* _Exercise objective_
Filter the listing and keep only the lines with the word "name".

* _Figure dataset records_
********************
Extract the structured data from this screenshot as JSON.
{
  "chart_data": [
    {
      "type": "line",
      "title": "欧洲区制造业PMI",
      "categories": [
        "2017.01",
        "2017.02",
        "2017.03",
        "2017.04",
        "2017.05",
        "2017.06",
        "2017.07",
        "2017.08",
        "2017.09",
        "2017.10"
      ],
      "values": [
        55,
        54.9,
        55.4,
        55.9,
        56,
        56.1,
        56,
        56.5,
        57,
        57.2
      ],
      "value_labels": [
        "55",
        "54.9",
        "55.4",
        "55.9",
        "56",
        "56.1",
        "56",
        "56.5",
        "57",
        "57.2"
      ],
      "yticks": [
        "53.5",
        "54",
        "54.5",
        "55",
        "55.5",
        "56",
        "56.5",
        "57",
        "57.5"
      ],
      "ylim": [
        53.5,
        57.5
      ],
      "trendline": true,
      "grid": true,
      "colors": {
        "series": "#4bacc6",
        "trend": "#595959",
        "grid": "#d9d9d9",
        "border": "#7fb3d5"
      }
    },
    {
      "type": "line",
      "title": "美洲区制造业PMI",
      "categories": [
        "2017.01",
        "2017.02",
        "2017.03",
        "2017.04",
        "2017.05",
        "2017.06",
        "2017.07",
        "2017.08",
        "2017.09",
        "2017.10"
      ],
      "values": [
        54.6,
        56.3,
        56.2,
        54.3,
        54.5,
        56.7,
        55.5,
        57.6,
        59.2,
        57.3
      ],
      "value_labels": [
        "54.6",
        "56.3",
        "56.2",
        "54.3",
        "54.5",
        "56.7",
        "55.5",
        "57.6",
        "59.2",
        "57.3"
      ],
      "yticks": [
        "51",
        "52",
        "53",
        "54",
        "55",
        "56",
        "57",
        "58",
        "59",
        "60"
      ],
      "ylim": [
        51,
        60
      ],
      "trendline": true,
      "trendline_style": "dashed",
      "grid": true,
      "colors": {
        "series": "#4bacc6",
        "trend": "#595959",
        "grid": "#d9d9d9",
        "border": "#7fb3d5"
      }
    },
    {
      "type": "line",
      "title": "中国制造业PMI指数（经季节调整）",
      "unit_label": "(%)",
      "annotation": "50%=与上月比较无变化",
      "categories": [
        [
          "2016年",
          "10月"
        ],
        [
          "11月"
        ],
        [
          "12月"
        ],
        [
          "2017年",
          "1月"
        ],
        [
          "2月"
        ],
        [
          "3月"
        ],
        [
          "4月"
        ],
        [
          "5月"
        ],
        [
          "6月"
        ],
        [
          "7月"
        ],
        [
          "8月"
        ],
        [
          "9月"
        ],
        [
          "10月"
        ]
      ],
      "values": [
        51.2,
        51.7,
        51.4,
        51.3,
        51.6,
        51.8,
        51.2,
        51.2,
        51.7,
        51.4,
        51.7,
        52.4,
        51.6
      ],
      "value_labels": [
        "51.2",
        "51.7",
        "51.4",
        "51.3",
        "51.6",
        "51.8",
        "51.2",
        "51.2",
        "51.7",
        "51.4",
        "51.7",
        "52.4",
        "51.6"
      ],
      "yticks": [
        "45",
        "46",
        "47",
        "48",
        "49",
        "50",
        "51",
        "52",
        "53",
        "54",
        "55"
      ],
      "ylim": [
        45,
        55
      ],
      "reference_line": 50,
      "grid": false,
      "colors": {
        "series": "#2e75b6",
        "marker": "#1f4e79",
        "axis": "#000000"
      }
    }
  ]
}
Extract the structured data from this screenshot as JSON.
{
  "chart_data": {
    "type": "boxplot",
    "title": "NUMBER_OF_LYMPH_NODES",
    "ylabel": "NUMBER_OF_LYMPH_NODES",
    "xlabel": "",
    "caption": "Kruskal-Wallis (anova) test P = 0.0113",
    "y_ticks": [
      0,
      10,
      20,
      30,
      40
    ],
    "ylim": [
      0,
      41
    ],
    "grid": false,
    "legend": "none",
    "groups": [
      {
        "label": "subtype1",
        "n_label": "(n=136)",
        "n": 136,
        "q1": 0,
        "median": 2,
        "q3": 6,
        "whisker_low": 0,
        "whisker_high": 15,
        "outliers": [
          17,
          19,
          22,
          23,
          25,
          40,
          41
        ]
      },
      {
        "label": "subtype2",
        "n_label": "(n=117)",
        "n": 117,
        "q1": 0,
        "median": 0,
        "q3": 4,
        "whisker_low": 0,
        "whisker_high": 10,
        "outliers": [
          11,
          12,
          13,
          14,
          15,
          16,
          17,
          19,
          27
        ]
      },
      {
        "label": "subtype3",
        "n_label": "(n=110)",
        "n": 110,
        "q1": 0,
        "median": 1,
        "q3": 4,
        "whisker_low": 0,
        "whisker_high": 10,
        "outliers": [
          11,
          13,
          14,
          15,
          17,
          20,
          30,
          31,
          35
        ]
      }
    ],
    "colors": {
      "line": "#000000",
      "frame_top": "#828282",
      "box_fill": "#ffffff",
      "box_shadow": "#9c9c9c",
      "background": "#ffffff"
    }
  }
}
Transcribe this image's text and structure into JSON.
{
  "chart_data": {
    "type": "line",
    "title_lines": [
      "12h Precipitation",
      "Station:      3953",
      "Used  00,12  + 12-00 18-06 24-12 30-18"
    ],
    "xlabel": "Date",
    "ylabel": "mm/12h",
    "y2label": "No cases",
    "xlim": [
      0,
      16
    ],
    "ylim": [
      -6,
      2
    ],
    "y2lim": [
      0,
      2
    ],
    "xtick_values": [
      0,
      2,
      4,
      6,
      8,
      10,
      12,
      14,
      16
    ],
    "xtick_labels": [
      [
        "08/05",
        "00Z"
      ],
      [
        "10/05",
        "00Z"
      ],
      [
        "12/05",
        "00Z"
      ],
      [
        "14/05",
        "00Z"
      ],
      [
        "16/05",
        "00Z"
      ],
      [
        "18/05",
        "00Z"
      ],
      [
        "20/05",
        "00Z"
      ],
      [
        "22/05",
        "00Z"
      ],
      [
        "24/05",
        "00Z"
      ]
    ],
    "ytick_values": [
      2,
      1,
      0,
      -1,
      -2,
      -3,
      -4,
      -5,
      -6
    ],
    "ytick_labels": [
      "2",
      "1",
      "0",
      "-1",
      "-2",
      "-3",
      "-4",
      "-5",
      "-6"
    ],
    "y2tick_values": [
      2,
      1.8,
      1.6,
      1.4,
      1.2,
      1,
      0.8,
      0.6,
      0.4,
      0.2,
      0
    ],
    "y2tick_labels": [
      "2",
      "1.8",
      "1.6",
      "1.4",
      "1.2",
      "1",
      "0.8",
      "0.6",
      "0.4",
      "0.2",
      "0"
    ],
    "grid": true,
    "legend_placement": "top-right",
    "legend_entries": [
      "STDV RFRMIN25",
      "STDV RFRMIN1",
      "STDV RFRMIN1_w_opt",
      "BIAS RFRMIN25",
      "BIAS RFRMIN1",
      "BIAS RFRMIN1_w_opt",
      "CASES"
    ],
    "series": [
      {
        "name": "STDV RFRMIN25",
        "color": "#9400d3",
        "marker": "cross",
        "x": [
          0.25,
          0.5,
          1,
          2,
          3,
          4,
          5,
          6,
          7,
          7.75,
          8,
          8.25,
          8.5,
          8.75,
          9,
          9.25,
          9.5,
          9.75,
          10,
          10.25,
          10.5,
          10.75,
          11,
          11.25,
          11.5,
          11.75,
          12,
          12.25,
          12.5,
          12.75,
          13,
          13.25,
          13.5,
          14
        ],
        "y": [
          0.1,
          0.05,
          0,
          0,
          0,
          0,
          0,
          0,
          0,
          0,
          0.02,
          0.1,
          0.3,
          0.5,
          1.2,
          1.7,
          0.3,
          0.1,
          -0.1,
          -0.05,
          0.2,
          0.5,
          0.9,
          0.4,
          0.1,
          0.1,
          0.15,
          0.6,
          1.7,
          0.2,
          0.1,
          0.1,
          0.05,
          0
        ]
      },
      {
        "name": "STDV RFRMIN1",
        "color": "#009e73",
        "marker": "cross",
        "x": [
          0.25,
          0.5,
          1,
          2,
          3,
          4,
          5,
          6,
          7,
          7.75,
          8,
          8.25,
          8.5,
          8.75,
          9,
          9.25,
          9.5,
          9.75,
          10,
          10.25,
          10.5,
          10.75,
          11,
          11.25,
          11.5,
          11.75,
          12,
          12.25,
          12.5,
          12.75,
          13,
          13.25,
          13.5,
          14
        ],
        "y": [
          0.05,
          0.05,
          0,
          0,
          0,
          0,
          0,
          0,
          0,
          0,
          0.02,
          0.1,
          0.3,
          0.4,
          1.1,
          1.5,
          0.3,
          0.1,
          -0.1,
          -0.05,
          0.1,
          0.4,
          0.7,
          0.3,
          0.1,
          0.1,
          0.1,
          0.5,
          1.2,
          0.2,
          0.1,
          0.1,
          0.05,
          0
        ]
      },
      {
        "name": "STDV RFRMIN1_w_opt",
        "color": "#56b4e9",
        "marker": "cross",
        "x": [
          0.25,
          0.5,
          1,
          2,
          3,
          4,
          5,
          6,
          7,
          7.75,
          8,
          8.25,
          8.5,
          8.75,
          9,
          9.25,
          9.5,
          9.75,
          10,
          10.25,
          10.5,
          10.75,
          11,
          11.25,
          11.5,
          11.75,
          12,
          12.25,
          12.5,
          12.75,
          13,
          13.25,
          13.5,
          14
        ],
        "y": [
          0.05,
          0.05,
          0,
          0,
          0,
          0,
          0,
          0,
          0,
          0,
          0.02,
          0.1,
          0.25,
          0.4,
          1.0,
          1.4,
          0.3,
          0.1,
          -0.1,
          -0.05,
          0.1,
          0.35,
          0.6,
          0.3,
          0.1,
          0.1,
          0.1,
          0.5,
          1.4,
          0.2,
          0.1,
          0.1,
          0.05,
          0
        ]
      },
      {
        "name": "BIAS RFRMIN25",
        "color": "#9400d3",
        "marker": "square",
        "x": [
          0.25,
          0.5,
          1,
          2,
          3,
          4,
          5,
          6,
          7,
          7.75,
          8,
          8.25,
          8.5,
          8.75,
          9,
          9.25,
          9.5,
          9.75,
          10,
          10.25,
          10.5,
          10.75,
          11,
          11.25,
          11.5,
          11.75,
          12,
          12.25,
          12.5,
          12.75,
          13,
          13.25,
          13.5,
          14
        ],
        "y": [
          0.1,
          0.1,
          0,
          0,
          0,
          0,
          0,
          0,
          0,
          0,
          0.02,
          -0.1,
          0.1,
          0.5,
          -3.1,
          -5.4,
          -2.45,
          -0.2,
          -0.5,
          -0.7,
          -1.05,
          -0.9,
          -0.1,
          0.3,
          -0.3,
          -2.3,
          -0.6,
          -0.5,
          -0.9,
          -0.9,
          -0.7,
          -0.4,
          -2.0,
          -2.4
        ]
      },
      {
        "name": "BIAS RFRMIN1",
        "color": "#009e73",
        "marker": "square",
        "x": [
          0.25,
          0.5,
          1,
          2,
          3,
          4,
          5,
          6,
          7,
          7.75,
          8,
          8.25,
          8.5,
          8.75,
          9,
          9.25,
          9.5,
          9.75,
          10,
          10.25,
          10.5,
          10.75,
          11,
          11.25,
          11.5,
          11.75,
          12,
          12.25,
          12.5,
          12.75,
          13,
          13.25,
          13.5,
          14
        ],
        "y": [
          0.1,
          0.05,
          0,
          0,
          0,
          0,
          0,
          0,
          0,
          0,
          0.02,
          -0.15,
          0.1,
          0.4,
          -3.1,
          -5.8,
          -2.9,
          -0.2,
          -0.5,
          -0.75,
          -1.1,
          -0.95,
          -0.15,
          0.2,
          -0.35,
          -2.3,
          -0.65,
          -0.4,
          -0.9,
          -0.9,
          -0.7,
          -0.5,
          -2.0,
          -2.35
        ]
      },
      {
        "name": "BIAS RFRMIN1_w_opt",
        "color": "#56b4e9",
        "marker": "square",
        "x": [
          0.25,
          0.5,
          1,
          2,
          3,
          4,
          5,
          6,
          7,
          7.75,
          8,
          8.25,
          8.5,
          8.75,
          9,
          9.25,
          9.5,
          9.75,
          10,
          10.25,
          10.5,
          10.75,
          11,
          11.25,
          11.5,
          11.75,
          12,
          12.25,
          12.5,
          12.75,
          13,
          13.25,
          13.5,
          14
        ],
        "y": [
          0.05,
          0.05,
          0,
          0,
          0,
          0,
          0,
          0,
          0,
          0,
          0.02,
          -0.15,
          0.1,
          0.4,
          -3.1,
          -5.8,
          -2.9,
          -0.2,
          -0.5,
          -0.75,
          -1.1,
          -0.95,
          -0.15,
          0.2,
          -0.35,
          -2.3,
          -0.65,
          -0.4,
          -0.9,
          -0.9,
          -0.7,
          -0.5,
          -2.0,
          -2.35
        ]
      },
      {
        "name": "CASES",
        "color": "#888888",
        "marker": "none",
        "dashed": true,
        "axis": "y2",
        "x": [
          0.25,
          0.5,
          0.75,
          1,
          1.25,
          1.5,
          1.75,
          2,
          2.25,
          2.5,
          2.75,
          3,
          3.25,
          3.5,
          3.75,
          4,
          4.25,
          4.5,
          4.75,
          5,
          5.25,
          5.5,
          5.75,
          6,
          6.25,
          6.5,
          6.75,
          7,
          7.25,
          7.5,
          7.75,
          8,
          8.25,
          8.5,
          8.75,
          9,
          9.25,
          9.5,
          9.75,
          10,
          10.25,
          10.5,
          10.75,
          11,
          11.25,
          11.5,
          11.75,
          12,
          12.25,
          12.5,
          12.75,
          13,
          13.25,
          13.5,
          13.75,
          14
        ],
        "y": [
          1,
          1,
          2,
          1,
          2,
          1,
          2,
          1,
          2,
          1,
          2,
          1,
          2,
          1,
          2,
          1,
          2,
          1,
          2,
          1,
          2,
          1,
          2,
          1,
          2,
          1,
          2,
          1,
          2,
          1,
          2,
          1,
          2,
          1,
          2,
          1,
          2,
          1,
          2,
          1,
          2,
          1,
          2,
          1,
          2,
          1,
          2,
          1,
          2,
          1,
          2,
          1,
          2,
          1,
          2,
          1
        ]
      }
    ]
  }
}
********************
* _Answer for the task_
        "name": "STDV RFRMIN25",
        "name": "STDV RFRMIN1",
        "name": "STDV RFRMIN1_w_opt",
        "name": "BIAS RFRMIN25",
        "name": "BIAS RFRMIN1",
        "name": "BIAS RFRMIN1_w_opt",
        "name": "CASES",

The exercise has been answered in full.